Required work
Your task is to give the listing below back word for word, pictures excluded.

Material shown
--*--
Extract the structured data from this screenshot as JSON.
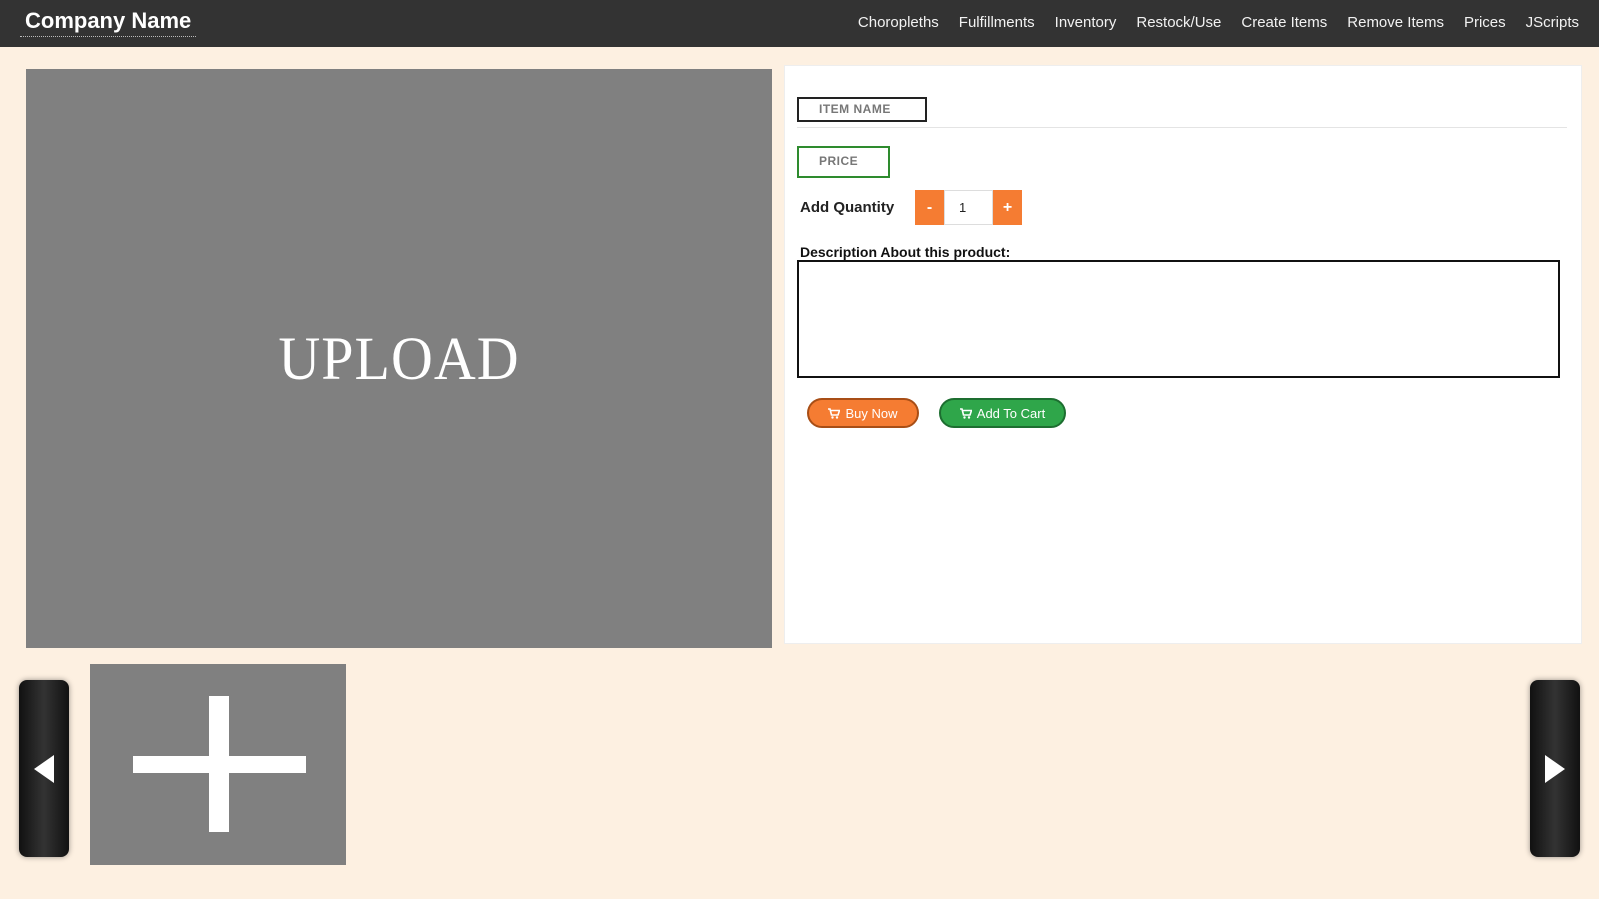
{
  "nav": {
    "brand": "Company Name",
    "links": [
      "Choropleths",
      "Fulfillments",
      "Inventory",
      "Restock/Use",
      "Create Items",
      "Remove Items",
      "Prices",
      "JScripts"
    ]
  },
  "upload": {
    "label": "UPLOAD"
  },
  "product": {
    "item_name": "ITEM NAME",
    "price": "PRICE",
    "quantity_label": "Add Quantity",
    "quantity_value": "1",
    "minus_label": "-",
    "plus_label": "+",
    "description_label": "Description About this product:",
    "description_value": ""
  },
  "actions": {
    "buy_now": "Buy Now",
    "add_to_cart": "Add To Cart"
  },
  "colors": {
    "nav_bg": "#333333",
    "page_bg": "#fdf0e1",
    "accent_orange": "#f57c32",
    "accent_green": "#2fa64a",
    "placeholder_gray": "#808080"
  },
  "icons": [
    "cart-icon",
    "chevron-left-icon",
    "chevron-right-icon",
    "plus-icon"
  ]
}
--*--
Written answer
Extract the structured data from this screenshot as JSON.
{
  "nav": {
    "brand": "Company Name",
    "links": [
      "Choropleths",
      "Fulfillments",
      "Inventory",
      "Restock/Use",
      "Create Items",
      "Remove Items",
      "Prices",
      "JScripts"
    ]
  },
  "upload": {
    "label": "UPLOAD"
  },
  "product": {
    "item_name": "ITEM NAME",
    "price": "PRICE",
    "quantity_label": "Add Quantity",
    "quantity_value": "1",
    "minus_label": "-",
    "plus_label": "+",
    "description_label": "Description About this product:",
    "description_value": ""
  },
  "actions": {
    "buy_now": "Buy Now",
    "add_to_cart": "Add To Cart"
  },
  "colors": {
    "nav_bg": "#333333",
    "page_bg": "#fdf0e1",
    "accent_orange": "#f57c32",
    "accent_green": "#2fa64a",
    "placeholder_gray": "#808080"
  },
  "icons": [
    "cart-icon",
    "chevron-left-icon",
    "chevron-right-icon",
    "plus-icon"
  ]
}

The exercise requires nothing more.